═══ TRECHO DO TEXTO ═══

Se Manú soubesse o poder desse sorrisinho que ela começou a disparar há uns dias... É só os cantinhos da boca dela insinuarem se esticar um pouquinho pros lados e ela derrete imediatamente quem estiver na frente, que se rende ali na hora, pactua com ela no ato. Fico pensando de onde vem isso, essa ternura enorme, essa esquentada no peito, que dá ao vermos, para nós, um sorriso de bebê apontado. Só pode ser coisa do bebê que ainda somos, e pra sempre seremos (não importa quanto verniz de adulto a vida já tenha nos pregado), dando sinal. Papai, mamãe, vovôs, vovó, tias, tios, transeuntes anônimos: é o bebê que não morre em ninguém que, fico imaginando, enlouquece com o sorriso do bebê presente de Manú. Esses bebêzinhos eternos que somos e que tudo, tudo, tudo o que querem se resume a serem tidos como especiais, únicos pra alguém, quem sabe; serem cuidados, aceitos e amados do jeitinho que vieram ao mundo, nem mais nem menos. Nós, essas pessoinhas que cresceram e infelizmente aprenderam rápido que pedir isso aos outros assim expressamente, direto, na lata, pode assustar e pegar mal - pior, pode render efeito contrário. Então o "melhor" é manobrar com todos os subterfúgios já inventados (e inventados exatamente pra isso), como ser bacana, bonito, inteligente (pra ficar só nos positivos), tentando dar corda no amor dos outros que tanta falta nos faz. Por isso, acho, sermos tão fortemente abduzidos por esse simples esboço de sorrisinho. Tão simples, tão sincero, tão imediato, tão aliviador: te viu e gostou do que viu. Sorriu.

(...)

Enquanto rezo todo dia pra Manú soltar vários desses risinhos pra sua babá - e assim ajudar a amarrá-la de vez aqui em casa (; -, tenho recebido alguns deles só pra mim! O primeiro, há uns dias atrás, foi assim de repente, sem ensaio que eu percebesse. Voei na hora pra pegar a máquina e, repentindo a gracinha que tinha feito com ela, consegui a proeza de filmar o segundo sorriso de Manú pra sua orgulhosa mamãe. Aí no vídeo ao lado (começa com um chorinho, mas no final tem o sorriso!).

═══ DADOS REGISTRADOS ═══

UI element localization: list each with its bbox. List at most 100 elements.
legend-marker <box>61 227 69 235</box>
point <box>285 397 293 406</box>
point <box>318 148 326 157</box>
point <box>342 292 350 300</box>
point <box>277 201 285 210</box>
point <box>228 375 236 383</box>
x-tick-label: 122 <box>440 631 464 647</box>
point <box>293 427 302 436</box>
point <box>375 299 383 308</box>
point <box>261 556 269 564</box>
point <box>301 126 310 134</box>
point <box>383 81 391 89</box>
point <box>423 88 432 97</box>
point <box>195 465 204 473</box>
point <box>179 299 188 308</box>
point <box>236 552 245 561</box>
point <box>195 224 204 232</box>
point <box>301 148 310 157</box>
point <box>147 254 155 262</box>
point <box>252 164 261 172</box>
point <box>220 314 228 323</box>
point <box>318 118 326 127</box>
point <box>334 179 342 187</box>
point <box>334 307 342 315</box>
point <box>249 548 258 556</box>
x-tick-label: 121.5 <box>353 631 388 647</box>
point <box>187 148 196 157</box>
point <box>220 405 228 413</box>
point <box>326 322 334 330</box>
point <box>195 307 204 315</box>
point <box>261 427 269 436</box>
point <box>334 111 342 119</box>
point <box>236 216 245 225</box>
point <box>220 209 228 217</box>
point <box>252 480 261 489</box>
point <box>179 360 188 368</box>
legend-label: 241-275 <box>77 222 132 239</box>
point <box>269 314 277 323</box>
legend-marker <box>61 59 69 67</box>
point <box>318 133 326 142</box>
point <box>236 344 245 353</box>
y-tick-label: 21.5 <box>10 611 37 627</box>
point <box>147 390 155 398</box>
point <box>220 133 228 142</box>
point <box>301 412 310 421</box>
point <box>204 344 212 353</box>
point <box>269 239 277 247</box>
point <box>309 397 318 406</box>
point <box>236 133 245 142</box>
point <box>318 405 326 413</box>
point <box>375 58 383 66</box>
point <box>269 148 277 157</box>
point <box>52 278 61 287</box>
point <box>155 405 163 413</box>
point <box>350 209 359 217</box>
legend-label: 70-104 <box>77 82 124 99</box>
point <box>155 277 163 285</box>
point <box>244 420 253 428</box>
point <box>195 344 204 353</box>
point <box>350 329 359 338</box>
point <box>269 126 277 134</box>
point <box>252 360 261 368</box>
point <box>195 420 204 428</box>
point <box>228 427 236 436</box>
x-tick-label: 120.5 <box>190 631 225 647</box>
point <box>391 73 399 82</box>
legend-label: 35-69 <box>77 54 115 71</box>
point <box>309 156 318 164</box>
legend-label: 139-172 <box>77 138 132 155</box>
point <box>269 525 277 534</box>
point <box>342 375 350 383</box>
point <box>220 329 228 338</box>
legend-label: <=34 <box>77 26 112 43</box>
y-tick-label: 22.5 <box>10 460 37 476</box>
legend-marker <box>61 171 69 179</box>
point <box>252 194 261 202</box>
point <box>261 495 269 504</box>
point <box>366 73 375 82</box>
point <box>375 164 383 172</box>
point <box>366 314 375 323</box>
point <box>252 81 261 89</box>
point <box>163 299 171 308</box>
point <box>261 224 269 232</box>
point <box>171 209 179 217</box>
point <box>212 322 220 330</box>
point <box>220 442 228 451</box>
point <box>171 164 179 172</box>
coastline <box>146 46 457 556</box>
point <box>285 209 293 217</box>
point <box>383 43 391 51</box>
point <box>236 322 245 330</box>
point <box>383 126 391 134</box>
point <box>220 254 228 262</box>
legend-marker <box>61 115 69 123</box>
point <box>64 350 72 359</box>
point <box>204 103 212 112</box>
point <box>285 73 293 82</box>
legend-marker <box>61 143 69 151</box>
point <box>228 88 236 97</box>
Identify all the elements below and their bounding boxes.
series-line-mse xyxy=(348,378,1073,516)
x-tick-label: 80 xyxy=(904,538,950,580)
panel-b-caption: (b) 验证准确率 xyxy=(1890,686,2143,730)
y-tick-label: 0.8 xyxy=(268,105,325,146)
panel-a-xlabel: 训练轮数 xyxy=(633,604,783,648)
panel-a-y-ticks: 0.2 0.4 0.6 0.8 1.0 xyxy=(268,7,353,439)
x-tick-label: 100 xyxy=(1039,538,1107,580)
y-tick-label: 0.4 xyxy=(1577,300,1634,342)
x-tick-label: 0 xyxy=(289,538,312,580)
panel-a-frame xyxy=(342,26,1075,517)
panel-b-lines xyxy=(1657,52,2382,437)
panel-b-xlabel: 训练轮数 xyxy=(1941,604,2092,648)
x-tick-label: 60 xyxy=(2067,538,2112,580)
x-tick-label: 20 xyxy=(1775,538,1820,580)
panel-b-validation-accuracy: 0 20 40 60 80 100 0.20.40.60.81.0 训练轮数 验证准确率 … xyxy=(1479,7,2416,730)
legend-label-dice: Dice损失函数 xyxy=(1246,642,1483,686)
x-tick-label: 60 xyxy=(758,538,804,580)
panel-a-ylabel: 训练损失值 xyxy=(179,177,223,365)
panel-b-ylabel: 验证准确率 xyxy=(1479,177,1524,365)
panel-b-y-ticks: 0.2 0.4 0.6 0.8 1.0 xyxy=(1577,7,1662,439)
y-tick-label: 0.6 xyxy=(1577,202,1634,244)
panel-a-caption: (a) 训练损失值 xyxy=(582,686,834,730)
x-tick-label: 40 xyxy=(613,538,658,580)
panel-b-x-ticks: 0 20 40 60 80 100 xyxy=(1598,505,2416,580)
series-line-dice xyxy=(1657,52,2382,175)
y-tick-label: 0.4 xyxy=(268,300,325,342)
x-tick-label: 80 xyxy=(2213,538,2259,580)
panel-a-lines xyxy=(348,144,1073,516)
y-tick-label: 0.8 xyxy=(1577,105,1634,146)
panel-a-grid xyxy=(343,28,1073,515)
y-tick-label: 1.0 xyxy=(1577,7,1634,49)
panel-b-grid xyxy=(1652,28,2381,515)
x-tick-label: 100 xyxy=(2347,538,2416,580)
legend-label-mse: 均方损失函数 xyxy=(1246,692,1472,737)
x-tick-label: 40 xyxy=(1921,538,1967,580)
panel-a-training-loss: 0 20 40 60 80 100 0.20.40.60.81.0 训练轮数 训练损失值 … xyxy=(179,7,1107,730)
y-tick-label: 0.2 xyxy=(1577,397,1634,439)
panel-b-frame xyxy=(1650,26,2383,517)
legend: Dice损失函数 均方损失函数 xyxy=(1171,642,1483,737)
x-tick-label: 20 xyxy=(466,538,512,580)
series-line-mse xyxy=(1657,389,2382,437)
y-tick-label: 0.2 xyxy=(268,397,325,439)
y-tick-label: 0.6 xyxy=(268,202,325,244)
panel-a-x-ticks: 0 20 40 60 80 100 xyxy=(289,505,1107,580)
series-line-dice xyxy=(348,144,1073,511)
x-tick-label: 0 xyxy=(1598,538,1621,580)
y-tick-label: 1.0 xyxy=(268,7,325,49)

═══

**OBJETIVO DO EXERCÍCIO**
Enumere todas as pessoas que, conforme o texto sobre o sorriso de Manú, enlouquecem com esse sorriso. Os registros não têm nenhuma relação com o texto.

**RESPOSTA**
Papai, mamãe, vovôs, vovó, tias, tios e transeuntes anônimos.